■ GIVEN INSTRUCTION ■
Extract each record and reproduce it exactly.

--- begin MATERIAL TO PROCESS ---

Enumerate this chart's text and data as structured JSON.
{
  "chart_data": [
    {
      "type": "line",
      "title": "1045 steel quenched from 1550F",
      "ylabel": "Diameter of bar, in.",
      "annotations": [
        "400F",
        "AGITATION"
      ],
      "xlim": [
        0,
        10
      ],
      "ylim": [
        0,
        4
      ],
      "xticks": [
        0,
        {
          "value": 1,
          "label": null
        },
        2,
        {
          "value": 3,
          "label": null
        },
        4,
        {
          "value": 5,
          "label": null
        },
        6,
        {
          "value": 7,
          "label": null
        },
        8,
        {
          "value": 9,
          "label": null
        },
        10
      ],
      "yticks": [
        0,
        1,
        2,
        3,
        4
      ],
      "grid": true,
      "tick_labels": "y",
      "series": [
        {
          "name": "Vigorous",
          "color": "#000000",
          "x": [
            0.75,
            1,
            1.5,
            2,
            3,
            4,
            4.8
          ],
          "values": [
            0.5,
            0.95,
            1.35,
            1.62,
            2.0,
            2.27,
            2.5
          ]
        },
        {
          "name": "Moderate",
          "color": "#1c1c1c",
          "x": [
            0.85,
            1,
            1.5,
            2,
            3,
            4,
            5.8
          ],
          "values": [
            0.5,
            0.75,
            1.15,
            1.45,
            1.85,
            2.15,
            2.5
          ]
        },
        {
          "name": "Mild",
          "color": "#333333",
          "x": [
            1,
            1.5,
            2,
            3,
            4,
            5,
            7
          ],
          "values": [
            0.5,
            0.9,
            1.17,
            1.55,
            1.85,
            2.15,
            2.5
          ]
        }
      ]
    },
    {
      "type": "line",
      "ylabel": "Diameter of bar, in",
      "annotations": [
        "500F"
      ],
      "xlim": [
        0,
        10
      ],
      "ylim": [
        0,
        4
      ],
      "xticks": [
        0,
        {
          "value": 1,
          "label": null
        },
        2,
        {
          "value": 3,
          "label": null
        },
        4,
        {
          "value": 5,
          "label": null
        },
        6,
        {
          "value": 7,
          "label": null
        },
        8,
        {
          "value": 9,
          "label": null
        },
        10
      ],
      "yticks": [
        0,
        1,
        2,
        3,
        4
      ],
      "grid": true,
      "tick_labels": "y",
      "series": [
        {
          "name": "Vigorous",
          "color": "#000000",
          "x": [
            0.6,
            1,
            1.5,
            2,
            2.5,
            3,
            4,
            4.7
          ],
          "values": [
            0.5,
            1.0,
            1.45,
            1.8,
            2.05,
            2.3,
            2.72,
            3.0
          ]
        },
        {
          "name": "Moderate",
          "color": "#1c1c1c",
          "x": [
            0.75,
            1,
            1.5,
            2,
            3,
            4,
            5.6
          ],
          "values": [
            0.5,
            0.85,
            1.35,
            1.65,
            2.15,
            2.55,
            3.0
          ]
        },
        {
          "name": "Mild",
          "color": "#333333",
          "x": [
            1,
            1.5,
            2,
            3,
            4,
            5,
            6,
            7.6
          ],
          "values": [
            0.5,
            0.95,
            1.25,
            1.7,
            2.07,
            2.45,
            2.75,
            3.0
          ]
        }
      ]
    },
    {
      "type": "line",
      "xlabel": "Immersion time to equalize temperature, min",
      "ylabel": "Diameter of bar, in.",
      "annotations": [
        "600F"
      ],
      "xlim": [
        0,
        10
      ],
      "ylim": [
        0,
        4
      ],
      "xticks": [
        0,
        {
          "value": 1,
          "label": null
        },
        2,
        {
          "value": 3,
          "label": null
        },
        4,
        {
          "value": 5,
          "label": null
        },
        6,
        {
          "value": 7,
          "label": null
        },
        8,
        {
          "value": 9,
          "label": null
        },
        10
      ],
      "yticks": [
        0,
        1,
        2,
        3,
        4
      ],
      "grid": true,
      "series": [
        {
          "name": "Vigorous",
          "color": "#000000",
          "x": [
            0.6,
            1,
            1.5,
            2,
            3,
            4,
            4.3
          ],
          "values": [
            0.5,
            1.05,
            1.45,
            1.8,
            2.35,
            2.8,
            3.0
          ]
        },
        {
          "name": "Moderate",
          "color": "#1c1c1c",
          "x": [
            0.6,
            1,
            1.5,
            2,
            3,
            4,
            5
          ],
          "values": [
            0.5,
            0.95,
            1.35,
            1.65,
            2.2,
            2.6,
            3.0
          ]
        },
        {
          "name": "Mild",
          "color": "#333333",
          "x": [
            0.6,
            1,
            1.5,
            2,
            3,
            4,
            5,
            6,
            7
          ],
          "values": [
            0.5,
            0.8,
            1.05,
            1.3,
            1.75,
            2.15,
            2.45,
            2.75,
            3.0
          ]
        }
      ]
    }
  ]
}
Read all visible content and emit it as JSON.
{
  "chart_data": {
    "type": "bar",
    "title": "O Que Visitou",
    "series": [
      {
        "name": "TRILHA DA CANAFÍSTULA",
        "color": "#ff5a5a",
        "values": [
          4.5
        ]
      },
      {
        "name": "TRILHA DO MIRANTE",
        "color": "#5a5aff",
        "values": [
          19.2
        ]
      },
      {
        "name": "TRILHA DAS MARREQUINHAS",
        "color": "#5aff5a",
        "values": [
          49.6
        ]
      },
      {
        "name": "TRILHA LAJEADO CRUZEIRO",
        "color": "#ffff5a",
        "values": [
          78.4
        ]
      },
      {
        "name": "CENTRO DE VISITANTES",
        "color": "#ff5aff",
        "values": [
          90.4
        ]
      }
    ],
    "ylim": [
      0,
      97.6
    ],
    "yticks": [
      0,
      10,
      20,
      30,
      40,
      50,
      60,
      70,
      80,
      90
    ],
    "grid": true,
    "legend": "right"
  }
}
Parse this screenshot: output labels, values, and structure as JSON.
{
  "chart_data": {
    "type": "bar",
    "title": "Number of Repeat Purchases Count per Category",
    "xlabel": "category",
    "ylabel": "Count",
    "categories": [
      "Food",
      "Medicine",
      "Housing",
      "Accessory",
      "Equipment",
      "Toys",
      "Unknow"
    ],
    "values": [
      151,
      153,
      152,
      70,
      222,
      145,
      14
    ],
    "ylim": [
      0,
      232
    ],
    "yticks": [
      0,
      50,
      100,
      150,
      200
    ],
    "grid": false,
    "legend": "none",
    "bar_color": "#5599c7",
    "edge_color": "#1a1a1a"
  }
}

--- end MATERIAL TO PROCESS ---

■ SOLUTION TO THIS EXERCISE ■
Enumerate this chart's text and data as structured JSON.
{
  "chart_data": [
    {
      "type": "line",
      "title": "1045 steel quenched from 1550F",
      "ylabel": "Diameter of bar, in.",
      "annotations": [
        "400F",
        "AGITATION"
      ],
      "xlim": [
        0,
        10
      ],
      "ylim": [
        0,
        4
      ],
      "xticks": [
        0,
        {
          "value": 1,
          "label": null
        },
        2,
        {
          "value": 3,
          "label": null
        },
        4,
        {
          "value": 5,
          "label": null
        },
        6,
        {
          "value": 7,
          "label": null
        },
        8,
        {
          "value": 9,
          "label": null
        },
        10
      ],
      "yticks": [
        0,
        1,
        2,
        3,
        4
      ],
      "grid": true,
      "tick_labels": "y",
      "series": [
        {
          "name": "Vigorous",
          "color": "#000000",
          "x": [
            0.75,
            1,
            1.5,
            2,
            3,
            4,
            4.8
          ],
          "values": [
            0.5,
            0.95,
            1.35,
            1.62,
            2.0,
            2.27,
            2.5
          ]
        },
        {
          "name": "Moderate",
          "color": "#1c1c1c",
          "x": [
            0.85,
            1,
            1.5,
            2,
            3,
            4,
            5.8
          ],
          "values": [
            0.5,
            0.75,
            1.15,
            1.45,
            1.85,
            2.15,
            2.5
          ]
        },
        {
          "name": "Mild",
          "color": "#333333",
          "x": [
            1,
            1.5,
            2,
            3,
            4,
            5,
            7
          ],
          "values": [
            0.5,
            0.9,
            1.17,
            1.55,
            1.85,
            2.15,
            2.5
          ]
        }
      ]
    },
    {
      "type": "line",
      "ylabel": "Diameter of bar, in",
      "annotations": [
        "500F"
      ],
      "xlim": [
        0,
        10
      ],
      "ylim": [
        0,
        4
      ],
      "xticks": [
        0,
        {
          "value": 1,
          "label": null
        },
        2,
        {
          "value": 3,
          "label": null
        },
        4,
        {
          "value": 5,
          "label": null
        },
        6,
        {
          "value": 7,
          "label": null
        },
        8,
        {
          "value": 9,
          "label": null
        },
        10
      ],
      "yticks": [
        0,
        1,
        2,
        3,
        4
      ],
      "grid": true,
      "tick_labels": "y",
      "series": [
        {
          "name": "Vigorous",
          "color": "#000000",
          "x": [
            0.6,
            1,
            1.5,
            2,
            2.5,
            3,
            4,
            4.7
          ],
          "values": [
            0.5,
            1.0,
            1.45,
            1.8,
            2.05,
            2.3,
            2.72,
            3.0
          ]
        },
        {
          "name": "Moderate",
          "color": "#1c1c1c",
          "x": [
            0.75,
            1,
            1.5,
            2,
            3,
            4,
            5.6
          ],
          "values": [
            0.5,
            0.85,
            1.35,
            1.65,
            2.15,
            2.55,
            3.0
          ]
        },
        {
          "name": "Mild",
          "color": "#333333",
          "x": [
            1,
            1.5,
            2,
            3,
            4,
            5,
            6,
            7.6
          ],
          "values": [
            0.5,
            0.95,
            1.25,
            1.7,
            2.07,
            2.45,
            2.75,
            3.0
          ]
        }
      ]
    },
    {
      "type": "line",
      "xlabel": "Immersion time to equalize temperature, min",
      "ylabel": "Diameter of bar, in.",
      "annotations": [
        "600F"
      ],
      "xlim": [
        0,
        10
      ],
      "ylim": [
        0,
        4
      ],
      "xticks": [
        0,
        {
          "value": 1,
          "label": null
        },
        2,
        {
          "value": 3,
          "label": null
        },
        4,
        {
          "value": 5,
          "label": null
        },
        6,
        {
          "value": 7,
          "label": null
        },
        8,
        {
          "value": 9,
          "label": null
        },
        10
      ],
      "yticks": [
        0,
        1,
        2,
        3,
        4
      ],
      "grid": true,
      "series": [
        {
          "name": "Vigorous",
          "color": "#000000",
          "x": [
            0.6,
            1,
            1.5,
            2,
            3,
            4,
            4.3
          ],
          "values": [
            0.5,
            1.05,
            1.45,
            1.8,
            2.35,
            2.8,
            3.0
          ]
        },
        {
          "name": "Moderate",
          "color": "#1c1c1c",
          "x": [
            0.6,
            1,
            1.5,
            2,
            3,
            4,
            5
          ],
          "values": [
            0.5,
            0.95,
            1.35,
            1.65,
            2.2,
            2.6,
            3.0
          ]
        },
        {
          "name": "Mild",
          "color": "#333333",
          "x": [
            0.6,
            1,
            1.5,
            2,
            3,
            4,
            5,
            6,
            7
          ],
          "values": [
            0.5,
            0.8,
            1.05,
            1.3,
            1.75,
            2.15,
            2.45,
            2.75,
            3.0
          ]
        }
      ]
    }
  ]
}
Read all visible content and emit it as JSON.
{
  "chart_data": {
    "type": "bar",
    "title": "O Que Visitou",
    "series": [
      {
        "name": "TRILHA DA CANAFÍSTULA",
        "color": "#ff5a5a",
        "values": [
          4.5
        ]
      },
      {
        "name": "TRILHA DO MIRANTE",
        "color": "#5a5aff",
        "values": [
          19.2
        ]
      },
      {
        "name": "TRILHA DAS MARREQUINHAS",
        "color": "#5aff5a",
        "values": [
          49.6
        ]
      },
      {
        "name": "TRILHA LAJEADO CRUZEIRO",
        "color": "#ffff5a",
        "values": [
          78.4
        ]
      },
      {
        "name": "CENTRO DE VISITANTES",
        "color": "#ff5aff",
        "values": [
          90.4
        ]
      }
    ],
    "ylim": [
      0,
      97.6
    ],
    "yticks": [
      0,
      10,
      20,
      30,
      40,
      50,
      60,
      70,
      80,
      90
    ],
    "grid": true,
    "legend": "right"
  }
}
Parse this screenshot: output labels, values, and structure as JSON.
{
  "chart_data": {
    "type": "bar",
    "title": "Number of Repeat Purchases Count per Category",
    "xlabel": "category",
    "ylabel": "Count",
    "categories": [
      "Food",
      "Medicine",
      "Housing",
      "Accessory",
      "Equipment",
      "Toys",
      "Unknow"
    ],
    "values": [
      151,
      153,
      152,
      70,
      222,
      145,
      14
    ],
    "ylim": [
      0,
      232
    ],
    "yticks": [
      0,
      50,
      100,
      150,
      200
    ],
    "grid": false,
    "legend": "none",
    "bar_color": "#5599c7",
    "edge_color": "#1a1a1a"
  }
}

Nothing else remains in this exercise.